### Aim
In the copy, include every entry exactly but none of the images.
Data supplied start
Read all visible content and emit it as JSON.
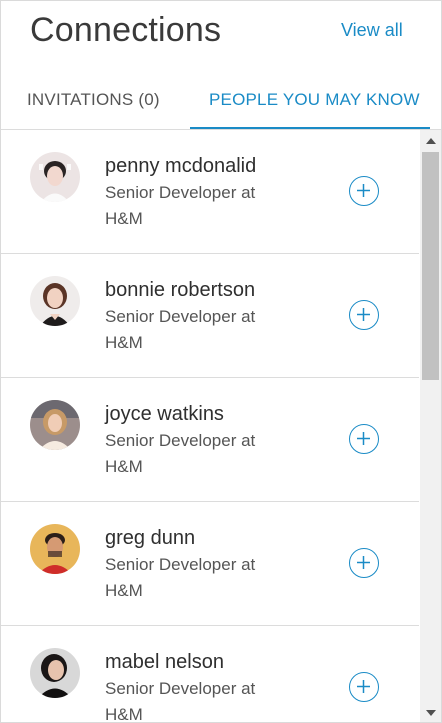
{
  "header": {
    "title": "Connections",
    "view_all_label": "View all"
  },
  "tabs": [
    {
      "label": "INVITATIONS (0)",
      "active": false
    },
    {
      "label": "PEOPLE YOU MAY KNOW",
      "active": true
    }
  ],
  "colors": {
    "accent": "#1a8bc6",
    "divider": "#dcdcdc",
    "text": "#333333"
  },
  "people": [
    {
      "name": "penny mcdonalid",
      "role": "Senior Developer at H&M",
      "avatar_icon": "person-avatar-icon",
      "action_icon": "plus-circle-icon"
    },
    {
      "name": "bonnie robertson",
      "role": "Senior Developer at H&M",
      "avatar_icon": "person-avatar-icon",
      "action_icon": "plus-circle-icon"
    },
    {
      "name": "joyce watkins",
      "role": "Senior Developer at H&M",
      "avatar_icon": "person-avatar-icon",
      "action_icon": "plus-circle-icon"
    },
    {
      "name": "greg dunn",
      "role": "Senior Developer at H&M",
      "avatar_icon": "person-avatar-icon",
      "action_icon": "plus-circle-icon"
    },
    {
      "name": "mabel nelson",
      "role": "Senior Developer at H&M",
      "avatar_icon": "person-avatar-icon",
      "action_icon": "plus-circle-icon"
    }
  ]
}
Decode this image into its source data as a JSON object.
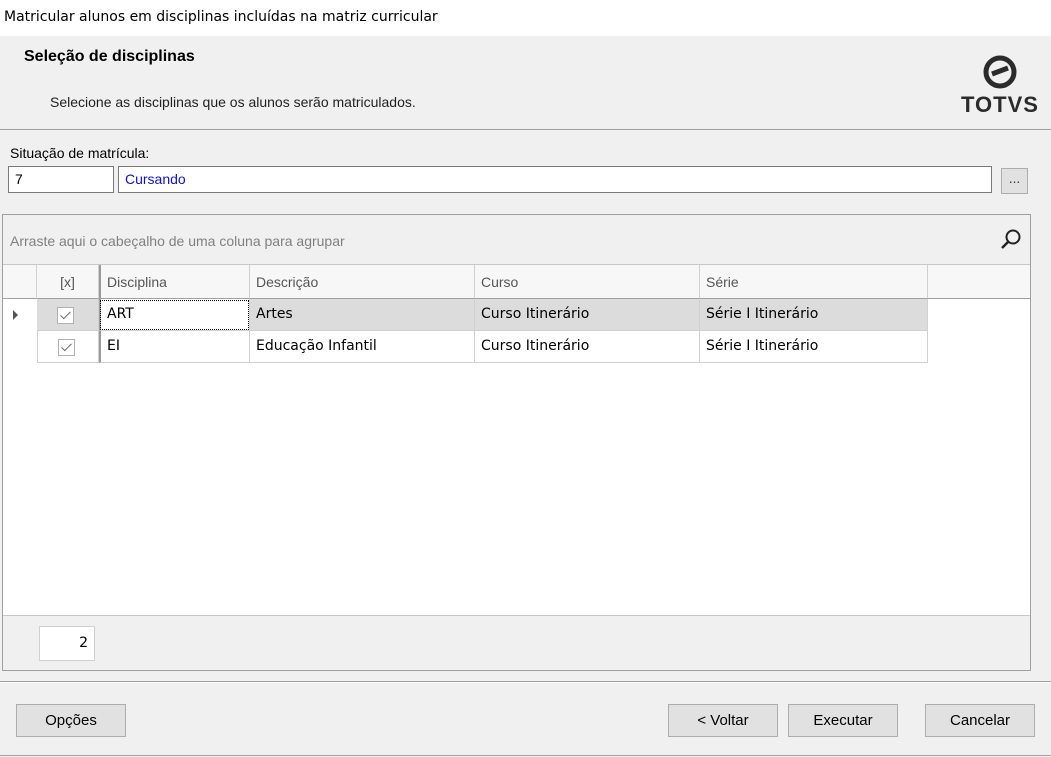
{
  "window": {
    "title": "Matricular alunos em disciplinas incluídas na matriz curricular"
  },
  "header": {
    "title": "Seleção de disciplinas",
    "subtitle": "Selecione as disciplinas que os alunos serão matriculados.",
    "logo_text": "TOTVS"
  },
  "situacao": {
    "label": "Situação de matrícula:",
    "code": "7",
    "description": "Cursando",
    "lookup_label": "..."
  },
  "grid": {
    "group_hint": "Arraste aqui o cabeçalho de uma coluna para agrupar",
    "columns": [
      "[x]",
      "Disciplina",
      "Descrição",
      "Curso",
      "Série"
    ],
    "rows": [
      {
        "checked": true,
        "disciplina": "ART",
        "descricao": "Artes",
        "curso": "Curso Itinerário",
        "serie": "Série I Itinerário"
      },
      {
        "checked": true,
        "disciplina": "EI",
        "descricao": "Educação Infantil",
        "curso": "Curso Itinerário",
        "serie": "Série I Itinerário"
      }
    ],
    "count": "2"
  },
  "buttons": {
    "options": "Opções",
    "back": "< Voltar",
    "execute": "Executar",
    "cancel": "Cancelar"
  },
  "colors": {
    "link_blue": "#1010d0",
    "selected_row": "#dcdcdc",
    "panel_bg": "#f0f0f0"
  }
}
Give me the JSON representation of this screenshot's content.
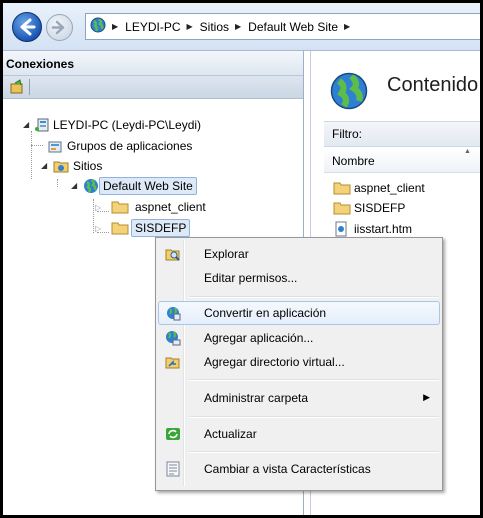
{
  "address_bar": {
    "crumbs": [
      "LEYDI-PC",
      "Sitios",
      "Default Web Site"
    ],
    "icons": {
      "back": "back-arrow-icon",
      "forward": "forward-arrow-icon",
      "globe": "globe-icon"
    }
  },
  "connections": {
    "header": "Conexiones",
    "tree": [
      {
        "label": "LEYDI-PC (Leydi-PC\\Leydi)",
        "icon": "server-icon",
        "expanded": true
      },
      {
        "label": "Grupos de aplicaciones",
        "icon": "app-pools-icon"
      },
      {
        "label": "Sitios",
        "icon": "sites-folder-icon",
        "expanded": true
      },
      {
        "label": "Default Web Site",
        "icon": "globe-icon",
        "expanded": true,
        "selected": true
      },
      {
        "label": "aspnet_client",
        "icon": "folder-icon",
        "expanded": false
      },
      {
        "label": "SISDEFP",
        "icon": "folder-icon",
        "expanded": false,
        "selected": true
      }
    ]
  },
  "content": {
    "title": "Contenido",
    "filter_label": "Filtro:",
    "column_header": "Nombre",
    "items": [
      {
        "label": "aspnet_client",
        "icon": "folder-icon"
      },
      {
        "label": "SISDEFP",
        "icon": "folder-icon"
      },
      {
        "label": "iisstart.htm",
        "icon": "html-file-icon"
      }
    ]
  },
  "context_menu": {
    "items": [
      {
        "label": "Explorar",
        "icon": "explore-icon"
      },
      {
        "label": "Editar permisos...",
        "icon": ""
      },
      {
        "label": "Convertir en aplicación",
        "icon": "convert-app-icon",
        "highlighted": true
      },
      {
        "label": "Agregar aplicación...",
        "icon": "add-app-icon"
      },
      {
        "label": "Agregar directorio virtual...",
        "icon": "add-virtual-dir-icon"
      },
      {
        "label": "Administrar carpeta",
        "icon": "",
        "has_submenu": true
      },
      {
        "label": "Actualizar",
        "icon": "refresh-icon"
      },
      {
        "label": "Cambiar a vista Características",
        "icon": "features-view-icon"
      }
    ]
  },
  "colors": {
    "accent": "#1a56b4",
    "selection": "#dde9f7",
    "menu_bg": "#f0f0f0"
  }
}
Data supplied end
### Complete answer
Read all visible content and emit it as JSON.
{
  "header": {
    "title": "Connections",
    "view_all_label": "View all"
  },
  "tabs": [
    {
      "label": "INVITATIONS (0)",
      "active": false
    },
    {
      "label": "PEOPLE YOU MAY KNOW",
      "active": true
    }
  ],
  "colors": {
    "accent": "#1a8bc6",
    "divider": "#dcdcdc",
    "text": "#333333"
  },
  "people": [
    {
      "name": "penny mcdonalid",
      "role": "Senior Developer at H&M",
      "avatar_icon": "person-avatar-icon",
      "action_icon": "plus-circle-icon"
    },
    {
      "name": "bonnie robertson",
      "role": "Senior Developer at H&M",
      "avatar_icon": "person-avatar-icon",
      "action_icon": "plus-circle-icon"
    },
    {
      "name": "joyce watkins",
      "role": "Senior Developer at H&M",
      "avatar_icon": "person-avatar-icon",
      "action_icon": "plus-circle-icon"
    },
    {
      "name": "greg dunn",
      "role": "Senior Developer at H&M",
      "avatar_icon": "person-avatar-icon",
      "action_icon": "plus-circle-icon"
    },
    {
      "name": "mabel nelson",
      "role": "Senior Developer at H&M",
      "avatar_icon": "person-avatar-icon",
      "action_icon": "plus-circle-icon"
    }
  ]
}
Decode this image into its source data as a JSON object.
{
  "window": {
    "title": "Matricular alunos em disciplinas incluídas na matriz curricular"
  },
  "header": {
    "title": "Seleção de disciplinas",
    "subtitle": "Selecione as disciplinas que os alunos serão matriculados.",
    "logo_text": "TOTVS"
  },
  "situacao": {
    "label": "Situação de matrícula:",
    "code": "7",
    "description": "Cursando",
    "lookup_label": "..."
  },
  "grid": {
    "group_hint": "Arraste aqui o cabeçalho de uma coluna para agrupar",
    "columns": [
      "[x]",
      "Disciplina",
      "Descrição",
      "Curso",
      "Série"
    ],
    "rows": [
      {
        "checked": true,
        "disciplina": "ART",
        "descricao": "Artes",
        "curso": "Curso Itinerário",
        "serie": "Série I Itinerário"
      },
      {
        "checked": true,
        "disciplina": "EI",
        "descricao": "Educação Infantil",
        "curso": "Curso Itinerário",
        "serie": "Série I Itinerário"
      }
    ],
    "count": "2"
  },
  "buttons": {
    "options": "Opções",
    "back": "< Voltar",
    "execute": "Executar",
    "cancel": "Cancelar"
  },
  "colors": {
    "link_blue": "#1010d0",
    "selected_row": "#dcdcdc",
    "panel_bg": "#f0f0f0"
  }
}
Give me the JSON representation of this screenshot's content.
{
  "address_bar": {
    "crumbs": [
      "LEYDI-PC",
      "Sitios",
      "Default Web Site"
    ],
    "icons": {
      "back": "back-arrow-icon",
      "forward": "forward-arrow-icon",
      "globe": "globe-icon"
    }
  },
  "connections": {
    "header": "Conexiones",
    "tree": [
      {
        "label": "LEYDI-PC (Leydi-PC\\Leydi)",
        "icon": "server-icon",
        "expanded": true
      },
      {
        "label": "Grupos de aplicaciones",
        "icon": "app-pools-icon"
      },
      {
        "label": "Sitios",
        "icon": "sites-folder-icon",
        "expanded": true
      },
      {
        "label": "Default Web Site",
        "icon": "globe-icon",
        "expanded": true,
        "selected": true
      },
      {
        "label": "aspnet_client",
        "icon": "folder-icon",
        "expanded": false
      },
      {
        "label": "SISDEFP",
        "icon": "folder-icon",
        "expanded": false,
        "selected": true
      }
    ]
  },
  "content": {
    "title": "Contenido",
    "filter_label": "Filtro:",
    "column_header": "Nombre",
    "items": [
      {
        "label": "aspnet_client",
        "icon": "folder-icon"
      },
      {
        "label": "SISDEFP",
        "icon": "folder-icon"
      },
      {
        "label": "iisstart.htm",
        "icon": "html-file-icon"
      }
    ]
  },
  "context_menu": {
    "items": [
      {
        "label": "Explorar",
        "icon": "explore-icon"
      },
      {
        "label": "Editar permisos...",
        "icon": ""
      },
      {
        "label": "Convertir en aplicación",
        "icon": "convert-app-icon",
        "highlighted": true
      },
      {
        "label": "Agregar aplicación...",
        "icon": "add-app-icon"
      },
      {
        "label": "Agregar directorio virtual...",
        "icon": "add-virtual-dir-icon"
      },
      {
        "label": "Administrar carpeta",
        "icon": "",
        "has_submenu": true
      },
      {
        "label": "Actualizar",
        "icon": "refresh-icon"
      },
      {
        "label": "Cambiar a vista Características",
        "icon": "features-view-icon"
      }
    ]
  },
  "colors": {
    "accent": "#1a56b4",
    "selection": "#dde9f7",
    "menu_bg": "#f0f0f0"
  }
}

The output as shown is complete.